_Extract_
»»

Lake of No Return, also referred to as Naung Yang in Tai languages, is a body of water in Myanmar, lying in the area of the Pangsau Pass 1136 metres (3727 feet) on the India–Myanmar border south of Pangsau (also called Pansaung) village. The lake is 1.4 km in length and 0.8 km in width at its widest part. It is located 2.5 km to the southwest of the Ledo Road, formerly called Stilwell Road, the road the Western Allies started building in 1942 to supply the Chinese armies of Chiang Kai-shek.

The area is home to the Tangsa community. Since the improvement of relations between India and Myanmar , the lake has come to play a part in the development of tourism in the nearby Indian Changlang District, which borders Myanmar.

==Legends==
The most common account of the origin of the lake's name is the one told, for instance, on the Changlang District's website (the district is in Arunachal Pradesh, India), which speculates that the name is due to the number of Allied aircraft (on their approach to The Hump) crashlanded in it during World War II, a story repeated in both the Indian press and in Indian fiction. American sources repeat that account, for instance in the 2008 book by Brendan I. Koerner, Now the Hell Will Start: One Soldier's Flight from the Greatest Manhunt of World War II, about the life of Herman Perry, a U.S. serviceman working on the Ledo Road who fled into the jungle and ended up marrying into the Naga tribe (of which the Tangsa are a subset): "The Americans called it the Lake of No Return, on account of all the crashed planes concealed in its depths."

««

_Exercise_
Please continue the passage on the Lake of No Return, starting right after its last sentence.

_Record excerpts_
»»

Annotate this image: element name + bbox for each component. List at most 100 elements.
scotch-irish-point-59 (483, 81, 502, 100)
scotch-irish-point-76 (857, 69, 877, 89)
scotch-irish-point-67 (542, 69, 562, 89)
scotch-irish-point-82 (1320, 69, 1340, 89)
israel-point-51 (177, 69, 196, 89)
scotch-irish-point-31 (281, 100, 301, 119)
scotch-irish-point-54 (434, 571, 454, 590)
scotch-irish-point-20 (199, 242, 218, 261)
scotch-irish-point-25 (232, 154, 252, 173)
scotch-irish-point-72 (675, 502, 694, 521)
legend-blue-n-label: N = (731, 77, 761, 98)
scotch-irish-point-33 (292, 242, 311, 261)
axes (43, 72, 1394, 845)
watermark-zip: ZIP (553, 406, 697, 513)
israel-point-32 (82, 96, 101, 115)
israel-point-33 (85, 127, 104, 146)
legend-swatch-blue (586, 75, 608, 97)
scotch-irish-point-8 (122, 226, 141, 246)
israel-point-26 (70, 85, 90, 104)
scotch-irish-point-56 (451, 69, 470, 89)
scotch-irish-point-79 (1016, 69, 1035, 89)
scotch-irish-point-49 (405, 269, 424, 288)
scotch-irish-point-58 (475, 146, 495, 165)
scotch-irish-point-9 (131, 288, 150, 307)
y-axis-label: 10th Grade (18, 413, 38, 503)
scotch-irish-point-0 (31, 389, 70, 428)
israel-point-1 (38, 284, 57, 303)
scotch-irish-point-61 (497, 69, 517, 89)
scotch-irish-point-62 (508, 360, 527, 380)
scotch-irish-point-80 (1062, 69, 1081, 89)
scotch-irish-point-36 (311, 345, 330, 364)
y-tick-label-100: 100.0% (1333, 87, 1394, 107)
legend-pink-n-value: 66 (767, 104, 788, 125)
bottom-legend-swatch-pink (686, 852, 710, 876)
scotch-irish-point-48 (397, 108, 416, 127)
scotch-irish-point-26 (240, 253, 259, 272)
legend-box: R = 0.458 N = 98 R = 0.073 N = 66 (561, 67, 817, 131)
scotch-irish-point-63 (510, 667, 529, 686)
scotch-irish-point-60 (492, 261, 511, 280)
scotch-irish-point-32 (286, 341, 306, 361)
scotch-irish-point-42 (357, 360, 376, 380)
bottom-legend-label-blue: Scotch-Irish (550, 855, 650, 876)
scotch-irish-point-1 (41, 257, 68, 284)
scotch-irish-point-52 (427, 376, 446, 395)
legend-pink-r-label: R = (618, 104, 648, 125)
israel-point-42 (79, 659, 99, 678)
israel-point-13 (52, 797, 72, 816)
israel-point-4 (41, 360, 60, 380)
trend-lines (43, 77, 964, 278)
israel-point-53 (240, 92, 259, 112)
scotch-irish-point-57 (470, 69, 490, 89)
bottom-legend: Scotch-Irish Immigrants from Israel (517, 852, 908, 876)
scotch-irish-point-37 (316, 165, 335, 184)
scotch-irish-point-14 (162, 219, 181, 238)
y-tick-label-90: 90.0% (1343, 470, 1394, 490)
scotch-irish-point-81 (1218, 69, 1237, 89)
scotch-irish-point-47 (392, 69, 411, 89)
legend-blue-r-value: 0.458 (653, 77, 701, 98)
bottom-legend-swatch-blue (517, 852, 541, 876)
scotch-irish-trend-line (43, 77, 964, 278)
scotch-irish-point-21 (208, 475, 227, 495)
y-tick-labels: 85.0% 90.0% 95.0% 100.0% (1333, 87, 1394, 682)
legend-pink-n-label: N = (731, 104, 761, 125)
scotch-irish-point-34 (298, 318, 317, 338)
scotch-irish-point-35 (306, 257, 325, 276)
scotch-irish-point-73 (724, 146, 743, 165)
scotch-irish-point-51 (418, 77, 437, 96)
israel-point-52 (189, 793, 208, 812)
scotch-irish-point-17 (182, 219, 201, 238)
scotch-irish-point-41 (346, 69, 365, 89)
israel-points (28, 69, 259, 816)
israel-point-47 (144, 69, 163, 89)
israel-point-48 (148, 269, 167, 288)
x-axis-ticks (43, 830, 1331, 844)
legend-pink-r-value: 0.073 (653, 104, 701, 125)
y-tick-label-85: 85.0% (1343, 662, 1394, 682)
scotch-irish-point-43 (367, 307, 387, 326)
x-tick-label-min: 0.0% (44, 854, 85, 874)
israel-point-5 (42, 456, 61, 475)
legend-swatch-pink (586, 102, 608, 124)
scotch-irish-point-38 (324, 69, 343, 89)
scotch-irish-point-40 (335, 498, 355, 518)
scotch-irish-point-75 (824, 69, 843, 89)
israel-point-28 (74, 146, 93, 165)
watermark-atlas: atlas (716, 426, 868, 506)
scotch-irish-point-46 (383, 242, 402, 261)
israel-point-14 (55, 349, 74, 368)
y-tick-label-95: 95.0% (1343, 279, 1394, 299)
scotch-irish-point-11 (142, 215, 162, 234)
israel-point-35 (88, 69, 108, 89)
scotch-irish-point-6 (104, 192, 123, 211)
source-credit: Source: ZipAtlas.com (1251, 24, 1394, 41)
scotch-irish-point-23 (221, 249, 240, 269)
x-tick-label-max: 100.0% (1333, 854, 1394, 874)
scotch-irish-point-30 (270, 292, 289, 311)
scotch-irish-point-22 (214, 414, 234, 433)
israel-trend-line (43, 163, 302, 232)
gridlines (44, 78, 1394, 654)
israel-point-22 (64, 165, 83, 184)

««

_Solved exercise_
At least three more stories explain the name. The second has it that a group of Japanese soldiers returning from battle lost their way and ended up at the lake. There, they were stricken by malaria and died and hence it is called the Lake of No Return. According to a third story, US Army soldiers, working on the Ledo Road, were sent to examine the lake and got trapped by the undergrowth and perished trying to escape. A fourth story says this "is the 'lake of no return' [because] retreating British troops in 1942 got lost in quicksand." Adding myth to legend, one author claims he has encountered the name on a document written by one of the Ten Lost Tribes of Israel, which he claims still hides out in the area.

The lake still maintains its reputation; the Indian newspaper The Telegraph reported, in a story on the possible reopening of the Ledo Road in 2007, that "close by [Pansaung] is the Lake of No Return — the local Bermuda Triangle. According to folklore, aircraft that fly over the lake never return." The lake's reputation is advertised in hopes of making the area more attractive to tourists: "Who knows, the ‘Indian’ Bermuda Triangle might just turn out to be the next tourist-puller of the region."

In a recent article Joydeep Sircar has claimed to have solved the 'mystery' behind the Lake of No Return, which he visited in 2002. According to him, none of the legends associated with the name have any basis in fact.

==See also==
- Ledo Road (Stillwell Road)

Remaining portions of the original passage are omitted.